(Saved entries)
- - - -

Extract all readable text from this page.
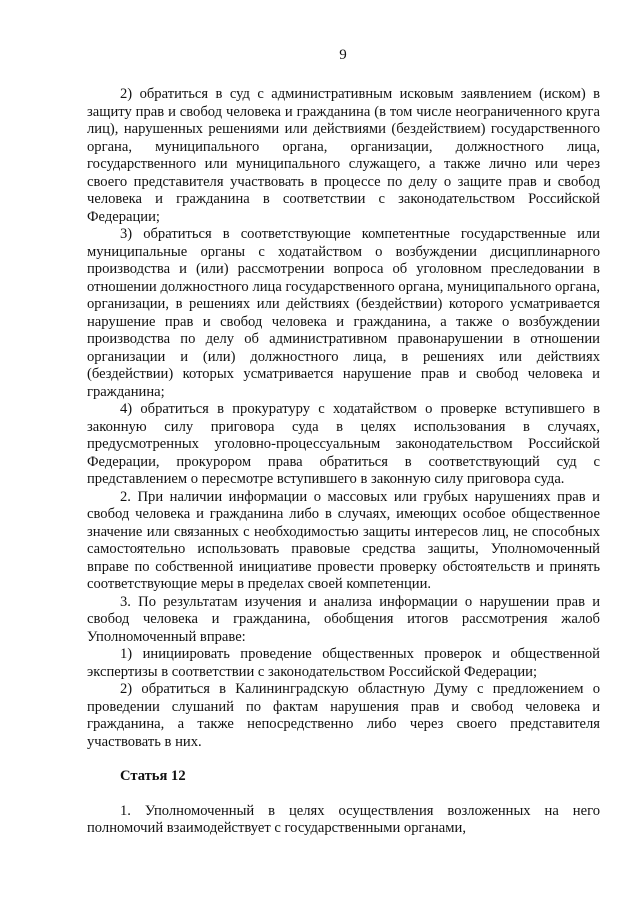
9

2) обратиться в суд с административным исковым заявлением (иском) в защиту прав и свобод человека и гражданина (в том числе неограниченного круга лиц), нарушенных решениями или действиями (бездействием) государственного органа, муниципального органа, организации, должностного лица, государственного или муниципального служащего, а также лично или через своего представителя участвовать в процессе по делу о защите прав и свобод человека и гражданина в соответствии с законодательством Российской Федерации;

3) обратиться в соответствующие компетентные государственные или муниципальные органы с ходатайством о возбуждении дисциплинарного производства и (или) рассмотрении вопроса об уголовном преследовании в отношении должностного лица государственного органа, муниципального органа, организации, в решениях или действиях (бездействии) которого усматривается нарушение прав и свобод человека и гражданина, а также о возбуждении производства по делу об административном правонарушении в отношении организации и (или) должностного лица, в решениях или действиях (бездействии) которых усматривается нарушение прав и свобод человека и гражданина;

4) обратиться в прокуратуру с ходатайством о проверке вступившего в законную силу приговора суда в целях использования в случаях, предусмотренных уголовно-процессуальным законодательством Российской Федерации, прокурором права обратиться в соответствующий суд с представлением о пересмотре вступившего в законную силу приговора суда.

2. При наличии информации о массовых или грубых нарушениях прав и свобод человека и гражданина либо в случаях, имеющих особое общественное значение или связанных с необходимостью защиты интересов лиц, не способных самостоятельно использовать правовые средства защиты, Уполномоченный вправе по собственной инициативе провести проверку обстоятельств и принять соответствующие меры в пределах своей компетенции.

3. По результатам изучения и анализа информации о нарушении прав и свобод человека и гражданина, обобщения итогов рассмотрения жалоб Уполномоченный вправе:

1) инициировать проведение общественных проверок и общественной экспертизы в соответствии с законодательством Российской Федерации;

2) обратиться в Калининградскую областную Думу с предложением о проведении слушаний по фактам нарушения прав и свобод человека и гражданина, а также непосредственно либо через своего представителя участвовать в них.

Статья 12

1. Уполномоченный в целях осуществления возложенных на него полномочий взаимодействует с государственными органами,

- - - -

__EXERCISE INSTRUCTIONS__. Do not copy the pictures, but repeat every line exactly.

__OUTPUT FOR THIS EXERCISE__.
Extract all readable text from this page.
9

2) обратиться в суд с административным исковым заявлением (иском) в защиту прав и свобод человека и гражданина (в том числе неограниченного круга лиц), нарушенных решениями или действиями (бездействием) государственного органа, муниципального органа, организации, должностного лица, государственного или муниципального служащего, а также лично или через своего представителя участвовать в процессе по делу о защите прав и свобод человека и гражданина в соответствии с законодательством Российской Федерации;

3) обратиться в соответствующие компетентные государственные или муниципальные органы с ходатайством о возбуждении дисциплинарного производства и (или) рассмотрении вопроса об уголовном преследовании в отношении должностного лица государственного органа, муниципального органа, организации, в решениях или действиях (бездействии) которого усматривается нарушение прав и свобод человека и гражданина, а также о возбуждении производства по делу об административном правонарушении в отношении организации и (или) должностного лица, в решениях или действиях (бездействии) которых усматривается нарушение прав и свобод человека и гражданина;

4) обратиться в прокуратуру с ходатайством о проверке вступившего в законную силу приговора суда в целях использования в случаях, предусмотренных уголовно-процессуальным законодательством Российской Федерации, прокурором права обратиться в соответствующий суд с представлением о пересмотре вступившего в законную силу приговора суда.

2. При наличии информации о массовых или грубых нарушениях прав и свобод человека и гражданина либо в случаях, имеющих особое общественное значение или связанных с необходимостью защиты интересов лиц, не способных самостоятельно использовать правовые средства защиты, Уполномоченный вправе по собственной инициативе провести проверку обстоятельств и принять соответствующие меры в пределах своей компетенции.

3. По результатам изучения и анализа информации о нарушении прав и свобод человека и гражданина, обобщения итогов рассмотрения жалоб Уполномоченный вправе:

1) инициировать проведение общественных проверок и общественной экспертизы в соответствии с законодательством Российской Федерации;

2) обратиться в Калининградскую областную Думу с предложением о проведении слушаний по фактам нарушения прав и свобод человека и гражданина, а также непосредственно либо через своего представителя участвовать в них.

Статья 12

1. Уполномоченный в целях осуществления возложенных на него полномочий взаимодействует с государственными органами,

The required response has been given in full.